• What to work on:
Each record below should appear again exactly as written.

• Extracted data:
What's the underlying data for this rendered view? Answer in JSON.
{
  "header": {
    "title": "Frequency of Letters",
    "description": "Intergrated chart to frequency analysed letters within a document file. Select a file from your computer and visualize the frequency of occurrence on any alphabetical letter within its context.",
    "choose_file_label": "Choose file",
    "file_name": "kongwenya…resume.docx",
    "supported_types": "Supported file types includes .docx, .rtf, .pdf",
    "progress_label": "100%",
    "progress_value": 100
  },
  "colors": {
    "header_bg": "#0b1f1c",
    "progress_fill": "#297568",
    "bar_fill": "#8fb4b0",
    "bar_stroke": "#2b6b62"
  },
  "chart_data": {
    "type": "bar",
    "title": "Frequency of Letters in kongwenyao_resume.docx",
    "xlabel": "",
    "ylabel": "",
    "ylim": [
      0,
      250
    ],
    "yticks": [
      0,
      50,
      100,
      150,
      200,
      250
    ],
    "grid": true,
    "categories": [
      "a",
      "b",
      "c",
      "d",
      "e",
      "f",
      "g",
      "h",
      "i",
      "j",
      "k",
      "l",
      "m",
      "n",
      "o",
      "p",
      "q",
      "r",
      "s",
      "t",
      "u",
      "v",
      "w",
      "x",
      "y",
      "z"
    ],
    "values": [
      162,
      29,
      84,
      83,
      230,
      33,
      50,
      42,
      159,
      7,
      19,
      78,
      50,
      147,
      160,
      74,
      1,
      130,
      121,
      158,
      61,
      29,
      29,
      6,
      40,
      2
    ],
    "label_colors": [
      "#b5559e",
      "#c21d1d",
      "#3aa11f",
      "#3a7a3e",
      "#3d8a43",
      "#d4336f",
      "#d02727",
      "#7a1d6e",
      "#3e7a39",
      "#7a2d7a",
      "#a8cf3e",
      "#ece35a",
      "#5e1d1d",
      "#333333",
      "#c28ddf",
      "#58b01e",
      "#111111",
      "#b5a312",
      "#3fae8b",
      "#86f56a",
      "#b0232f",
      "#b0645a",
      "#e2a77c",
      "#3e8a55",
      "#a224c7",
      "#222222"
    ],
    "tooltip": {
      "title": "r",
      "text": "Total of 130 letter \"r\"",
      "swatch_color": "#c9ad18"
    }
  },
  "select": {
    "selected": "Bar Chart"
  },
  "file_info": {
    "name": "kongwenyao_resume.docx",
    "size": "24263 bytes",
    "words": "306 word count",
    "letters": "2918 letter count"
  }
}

• Solution to this task:
What's the underlying data for this rendered view? Answer in JSON.
{
  "header": {
    "title": "Frequency of Letters",
    "description": "Intergrated chart to frequency analysed letters within a document file. Select a file from your computer and visualize the frequency of occurrence on any alphabetical letter within its context.",
    "choose_file_label": "Choose file",
    "file_name": "kongwenya…resume.docx",
    "supported_types": "Supported file types includes .docx, .rtf, .pdf",
    "progress_label": "100%",
    "progress_value": 100
  },
  "colors": {
    "header_bg": "#0b1f1c",
    "progress_fill": "#297568",
    "bar_fill": "#8fb4b0",
    "bar_stroke": "#2b6b62"
  },
  "chart_data": {
    "type": "bar",
    "title": "Frequency of Letters in kongwenyao_resume.docx",
    "xlabel": "",
    "ylabel": "",
    "ylim": [
      0,
      250
    ],
    "yticks": [
      0,
      50,
      100,
      150,
      200,
      250
    ],
    "grid": true,
    "categories": [
      "a",
      "b",
      "c",
      "d",
      "e",
      "f",
      "g",
      "h",
      "i",
      "j",
      "k",
      "l",
      "m",
      "n",
      "o",
      "p",
      "q",
      "r",
      "s",
      "t",
      "u",
      "v",
      "w",
      "x",
      "y",
      "z"
    ],
    "values": [
      162,
      29,
      84,
      83,
      230,
      33,
      50,
      42,
      159,
      7,
      19,
      78,
      50,
      147,
      160,
      74,
      1,
      130,
      121,
      158,
      61,
      29,
      29,
      6,
      40,
      2
    ],
    "label_colors": [
      "#b5559e",
      "#c21d1d",
      "#3aa11f",
      "#3a7a3e",
      "#3d8a43",
      "#d4336f",
      "#d02727",
      "#7a1d6e",
      "#3e7a39",
      "#7a2d7a",
      "#a8cf3e",
      "#ece35a",
      "#5e1d1d",
      "#333333",
      "#c28ddf",
      "#58b01e",
      "#111111",
      "#b5a312",
      "#3fae8b",
      "#86f56a",
      "#b0232f",
      "#b0645a",
      "#e2a77c",
      "#3e8a55",
      "#a224c7",
      "#222222"
    ],
    "tooltip": {
      "title": "r",
      "text": "Total of 130 letter \"r\"",
      "swatch_color": "#c9ad18"
    }
  },
  "select": {
    "selected": "Bar Chart"
  },
  "file_info": {
    "name": "kongwenyao_resume.docx",
    "size": "24263 bytes",
    "words": "306 word count",
    "letters": "2918 letter count"
  }
}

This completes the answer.